Repeat every line in the entries below without changing anything.

BEGIN DATA FOR THIS TASK

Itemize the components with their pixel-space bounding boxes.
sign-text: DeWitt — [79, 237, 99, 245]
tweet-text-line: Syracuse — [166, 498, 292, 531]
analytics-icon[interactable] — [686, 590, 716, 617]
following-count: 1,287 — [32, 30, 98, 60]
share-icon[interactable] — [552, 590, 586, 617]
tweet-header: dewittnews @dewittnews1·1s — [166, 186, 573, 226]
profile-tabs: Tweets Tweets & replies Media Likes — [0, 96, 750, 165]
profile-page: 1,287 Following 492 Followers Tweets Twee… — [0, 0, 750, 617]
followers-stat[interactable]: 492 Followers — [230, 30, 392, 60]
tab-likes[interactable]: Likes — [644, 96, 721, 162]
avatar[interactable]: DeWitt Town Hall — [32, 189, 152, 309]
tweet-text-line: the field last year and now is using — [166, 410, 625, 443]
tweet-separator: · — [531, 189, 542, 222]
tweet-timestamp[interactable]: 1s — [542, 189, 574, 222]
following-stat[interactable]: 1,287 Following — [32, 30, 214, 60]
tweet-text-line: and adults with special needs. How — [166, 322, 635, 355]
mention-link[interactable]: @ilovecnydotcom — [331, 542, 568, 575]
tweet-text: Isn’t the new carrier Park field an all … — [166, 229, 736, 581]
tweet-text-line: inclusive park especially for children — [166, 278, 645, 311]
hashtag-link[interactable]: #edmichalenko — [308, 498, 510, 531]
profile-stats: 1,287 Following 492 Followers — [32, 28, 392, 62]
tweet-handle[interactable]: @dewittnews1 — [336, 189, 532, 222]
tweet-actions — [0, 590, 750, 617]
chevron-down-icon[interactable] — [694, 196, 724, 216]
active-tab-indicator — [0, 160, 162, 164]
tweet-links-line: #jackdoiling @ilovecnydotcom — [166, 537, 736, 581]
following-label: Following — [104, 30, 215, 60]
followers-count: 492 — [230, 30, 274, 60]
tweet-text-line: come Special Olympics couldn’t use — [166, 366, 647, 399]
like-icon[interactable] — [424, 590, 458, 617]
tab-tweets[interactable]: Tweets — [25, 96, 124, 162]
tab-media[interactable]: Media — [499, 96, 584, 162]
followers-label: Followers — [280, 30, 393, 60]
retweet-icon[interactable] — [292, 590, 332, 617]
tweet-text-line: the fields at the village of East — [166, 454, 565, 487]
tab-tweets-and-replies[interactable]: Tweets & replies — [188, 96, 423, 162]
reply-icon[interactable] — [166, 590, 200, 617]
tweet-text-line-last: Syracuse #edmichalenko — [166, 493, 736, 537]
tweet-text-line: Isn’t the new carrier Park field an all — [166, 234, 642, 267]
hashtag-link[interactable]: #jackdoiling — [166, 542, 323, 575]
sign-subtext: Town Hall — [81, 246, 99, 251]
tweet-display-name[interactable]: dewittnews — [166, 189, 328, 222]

END DATA FOR THIS TASK

### RESULT OF THE EXERCISE
Itemize the components with their pixel-space bounding boxes.
sign-text: DeWitt — [79, 237, 99, 245]
tweet-text-line: Syracuse — [166, 498, 292, 531]
analytics-icon[interactable] — [686, 590, 716, 617]
following-count: 1,287 — [32, 30, 98, 60]
share-icon[interactable] — [552, 590, 586, 617]
tweet-header: dewittnews @dewittnews1·1s — [166, 186, 573, 226]
profile-tabs: Tweets Tweets & replies Media Likes — [0, 96, 750, 165]
profile-page: 1,287 Following 492 Followers Tweets Twee… — [0, 0, 750, 617]
followers-stat[interactable]: 492 Followers — [230, 30, 392, 60]
tab-likes[interactable]: Likes — [644, 96, 721, 162]
avatar[interactable]: DeWitt Town Hall — [32, 189, 152, 309]
tweet-text-line: the field last year and now is using — [166, 410, 625, 443]
tweet-separator: · — [531, 189, 542, 222]
tweet-timestamp[interactable]: 1s — [542, 189, 574, 222]
following-stat[interactable]: 1,287 Following — [32, 30, 214, 60]
tweet-text-line: and adults with special needs. How — [166, 322, 635, 355]
mention-link[interactable]: @ilovecnydotcom — [331, 542, 568, 575]
tweet-text: Isn’t the new carrier Park field an all … — [166, 229, 736, 581]
tweet-text-line: inclusive park especially for children — [166, 278, 645, 311]
hashtag-link[interactable]: #edmichalenko — [308, 498, 510, 531]
profile-stats: 1,287 Following 492 Followers — [32, 28, 392, 62]
tweet-handle[interactable]: @dewittnews1 — [336, 189, 532, 222]
tweet-actions — [0, 590, 750, 617]
chevron-down-icon[interactable] — [694, 196, 724, 216]
active-tab-indicator — [0, 160, 162, 164]
tweet-links-line: #jackdoiling @ilovecnydotcom — [166, 537, 736, 581]
following-label: Following — [104, 30, 215, 60]
followers-count: 492 — [230, 30, 274, 60]
tweet-text-line: come Special Olympics couldn’t use — [166, 366, 647, 399]
like-icon[interactable] — [424, 590, 458, 617]
tab-tweets[interactable]: Tweets — [25, 96, 124, 162]
tab-media[interactable]: Media — [499, 96, 584, 162]
followers-label: Followers — [280, 30, 393, 60]
retweet-icon[interactable] — [292, 590, 332, 617]
tweet-text-line: the fields at the village of East — [166, 454, 565, 487]
tab-tweets-and-replies[interactable]: Tweets & replies — [188, 96, 423, 162]
reply-icon[interactable] — [166, 590, 200, 617]
tweet-text-line-last: Syracuse #edmichalenko — [166, 493, 736, 537]
tweet-text-line: Isn’t the new carrier Park field an all — [166, 234, 642, 267]
hashtag-link[interactable]: #jackdoiling — [166, 542, 323, 575]
sign-subtext: Town Hall — [81, 246, 99, 251]
tweet-display-name[interactable]: dewittnews — [166, 189, 328, 222]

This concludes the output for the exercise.